(学以致用):
- a) 根据原文节选回答下列问题:
(i) 非负矩阵分解应用于哪两种目标函数?
(ii) 广义 Kullback-Leibler 散度等效于什么?
(iii) 在 LDA 中,时间复杂度与什么成正比?
- b) 请从原文节选中抄录一段文字,以“使用非负矩阵分解和潜在狄利克雷分配进行主题提取#”开头,一直到“范数和广义 Kullback-Leibler 散度。后者等效于概率潜在语义索引。”为止。

(原文节选):
════════════════════

使用非负矩阵分解和潜在狄利克雷分配进行主题提取#

这是一个将 NMFLatentDirichletAllocation 应用于文档语料库,并提取语料库主题结构的加性模型的示例。输出是一个主题图,其中每个主题都以条形图的形式显示,基于权重使用前几个词表示。

非负矩阵分解应用于两种不同的目标函数:Frobenius 范数和广义 Kullback-Leibler 散度。后者等效于概率潜在语义索引。

默认参数(样本数/特征数/分量数)应能使示例在几十秒内运行。您可以尝试增加问题的维度,但请注意 NMF 的时间复杂度是多项式的。在 LDA 中,时间复杂度与(样本数 * 迭代次数)成正比。

  • Topics in NMF model (Frobenius norm), Topic 1, Topic 2, Topic 3, Topic 4, Topic 5, Topic 6, Topic 7, Topic 8, Topic 9, Topic 10
  • Topics in NMF model (generalized Kullback-Leibler divergence), Topic 1, Topic 2, Topic 3, Topic 4, Topic 5, Topic 6, Topic 7, Topic 8, Topic 9, Topic 10
  • Topics in MiniBatchNMF model (Frobenius norm), Topic 1, Topic 2, Topic 3, Topic 4, Topic 5, Topic 6, Topic 7, Topic 8, Topic 9, Topic 10
  • Topics in MiniBatchNMF model (generalized Kullback-Leibler divergence), Topic 1, Topic 2, Topic 3, Topic 4, Topic 5, Topic 6, Topic 7, Topic 8, Topic 9, Topic 10
  • Topics in LDA model, Topic 1, Topic 2, Topic 3, Topic 4, Topic 5, Topic 6, Topic 7, Topic 8, Topic 9, Topic 10
Loading dataset...
done in 1.156s.

════════════════════

(所给材料):
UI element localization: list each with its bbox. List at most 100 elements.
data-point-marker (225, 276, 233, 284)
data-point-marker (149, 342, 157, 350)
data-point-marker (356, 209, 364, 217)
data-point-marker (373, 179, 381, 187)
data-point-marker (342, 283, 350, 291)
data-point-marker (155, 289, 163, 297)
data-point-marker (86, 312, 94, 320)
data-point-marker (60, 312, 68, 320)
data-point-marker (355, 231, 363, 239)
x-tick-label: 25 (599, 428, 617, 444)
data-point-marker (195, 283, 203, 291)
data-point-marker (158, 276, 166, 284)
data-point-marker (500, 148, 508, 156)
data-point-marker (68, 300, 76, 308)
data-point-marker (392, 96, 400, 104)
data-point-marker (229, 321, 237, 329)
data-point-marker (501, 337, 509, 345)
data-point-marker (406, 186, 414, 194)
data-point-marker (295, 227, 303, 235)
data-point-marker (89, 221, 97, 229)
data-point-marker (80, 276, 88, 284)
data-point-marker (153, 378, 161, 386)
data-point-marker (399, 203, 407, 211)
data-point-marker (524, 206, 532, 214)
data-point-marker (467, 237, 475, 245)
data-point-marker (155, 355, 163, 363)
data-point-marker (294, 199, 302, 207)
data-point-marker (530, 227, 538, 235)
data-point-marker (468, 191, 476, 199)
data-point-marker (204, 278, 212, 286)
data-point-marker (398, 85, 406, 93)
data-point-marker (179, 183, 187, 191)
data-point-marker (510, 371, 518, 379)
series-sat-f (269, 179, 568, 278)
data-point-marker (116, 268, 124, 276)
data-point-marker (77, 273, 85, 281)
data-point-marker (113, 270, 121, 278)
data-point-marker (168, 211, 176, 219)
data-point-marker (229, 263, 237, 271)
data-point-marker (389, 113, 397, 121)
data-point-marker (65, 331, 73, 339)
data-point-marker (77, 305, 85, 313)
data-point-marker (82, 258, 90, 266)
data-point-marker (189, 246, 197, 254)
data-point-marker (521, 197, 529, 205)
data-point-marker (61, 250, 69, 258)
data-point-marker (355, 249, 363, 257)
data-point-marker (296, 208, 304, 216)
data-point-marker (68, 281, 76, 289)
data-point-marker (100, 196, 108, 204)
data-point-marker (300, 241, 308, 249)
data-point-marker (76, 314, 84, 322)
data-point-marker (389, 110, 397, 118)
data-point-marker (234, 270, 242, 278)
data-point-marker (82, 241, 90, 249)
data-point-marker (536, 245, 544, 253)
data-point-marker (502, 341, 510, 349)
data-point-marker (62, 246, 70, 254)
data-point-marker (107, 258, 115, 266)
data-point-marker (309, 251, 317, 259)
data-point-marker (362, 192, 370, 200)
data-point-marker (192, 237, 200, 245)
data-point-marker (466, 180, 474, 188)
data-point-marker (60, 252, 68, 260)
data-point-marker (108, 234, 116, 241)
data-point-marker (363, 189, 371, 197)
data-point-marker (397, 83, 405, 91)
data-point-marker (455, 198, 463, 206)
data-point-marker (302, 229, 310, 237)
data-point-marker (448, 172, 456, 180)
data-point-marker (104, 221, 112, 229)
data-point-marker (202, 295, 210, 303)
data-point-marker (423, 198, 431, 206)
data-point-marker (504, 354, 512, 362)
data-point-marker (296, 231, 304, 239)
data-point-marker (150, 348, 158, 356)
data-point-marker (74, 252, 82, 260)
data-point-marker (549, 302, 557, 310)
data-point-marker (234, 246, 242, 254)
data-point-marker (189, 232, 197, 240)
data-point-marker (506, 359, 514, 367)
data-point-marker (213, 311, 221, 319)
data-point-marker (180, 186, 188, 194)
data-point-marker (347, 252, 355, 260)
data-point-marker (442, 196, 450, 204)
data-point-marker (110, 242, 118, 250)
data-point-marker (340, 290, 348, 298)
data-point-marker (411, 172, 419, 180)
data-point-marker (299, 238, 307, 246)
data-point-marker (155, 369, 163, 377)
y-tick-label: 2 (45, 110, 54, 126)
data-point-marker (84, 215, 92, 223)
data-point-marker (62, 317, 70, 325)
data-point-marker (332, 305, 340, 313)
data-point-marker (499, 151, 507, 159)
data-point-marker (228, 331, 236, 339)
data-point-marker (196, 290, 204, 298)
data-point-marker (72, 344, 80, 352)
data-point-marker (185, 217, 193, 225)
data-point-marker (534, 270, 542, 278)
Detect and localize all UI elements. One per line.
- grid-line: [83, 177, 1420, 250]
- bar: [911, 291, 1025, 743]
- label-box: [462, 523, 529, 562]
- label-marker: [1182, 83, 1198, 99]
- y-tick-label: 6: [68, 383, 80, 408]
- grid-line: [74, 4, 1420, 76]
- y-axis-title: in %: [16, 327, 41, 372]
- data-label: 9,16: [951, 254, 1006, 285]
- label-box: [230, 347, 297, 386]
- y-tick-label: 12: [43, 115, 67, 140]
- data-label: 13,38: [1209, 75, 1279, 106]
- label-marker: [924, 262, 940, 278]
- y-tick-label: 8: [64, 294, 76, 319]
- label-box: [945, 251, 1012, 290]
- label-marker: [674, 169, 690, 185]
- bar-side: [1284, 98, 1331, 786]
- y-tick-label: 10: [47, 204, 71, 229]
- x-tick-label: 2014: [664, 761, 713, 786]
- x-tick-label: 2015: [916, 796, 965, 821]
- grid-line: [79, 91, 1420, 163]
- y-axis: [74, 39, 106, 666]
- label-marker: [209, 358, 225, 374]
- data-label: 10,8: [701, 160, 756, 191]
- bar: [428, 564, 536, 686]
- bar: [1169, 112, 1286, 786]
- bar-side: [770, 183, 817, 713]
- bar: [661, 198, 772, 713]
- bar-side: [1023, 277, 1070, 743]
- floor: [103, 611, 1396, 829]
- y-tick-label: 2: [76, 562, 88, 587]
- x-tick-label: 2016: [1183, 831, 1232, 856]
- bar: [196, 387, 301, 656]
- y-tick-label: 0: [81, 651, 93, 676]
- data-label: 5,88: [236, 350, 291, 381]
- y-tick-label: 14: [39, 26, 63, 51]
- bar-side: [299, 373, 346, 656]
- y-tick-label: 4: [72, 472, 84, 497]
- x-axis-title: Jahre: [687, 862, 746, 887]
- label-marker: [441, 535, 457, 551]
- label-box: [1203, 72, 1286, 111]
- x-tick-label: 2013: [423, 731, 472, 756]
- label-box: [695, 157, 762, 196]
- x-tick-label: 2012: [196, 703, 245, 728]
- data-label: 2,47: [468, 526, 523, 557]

════════════════════

(练习结果):
- a)
(i) Frobenius 范数和广义 Kullback-Leibler 散度。
(ii) 概率潜在语义索引。
(iii) 与(样本数 * 迭代次数)成正比。

- b)
使用非负矩阵分解和潜在狄利克雷分配进行主题提取#

这是一个将 NMFLatentDirichletAllocation 应用于文档语料库,并提取语料库主题结构的加性模型的示例。输出是一个主题图,其中每个主题都以条形图的形式显示,基于权重使用前几个词表示。

非负矩阵分解应用于两种不同的目标函数:Frobenius 范数和广义 Kullback-Leibler 散度。后者等效于概率潜在语义索引。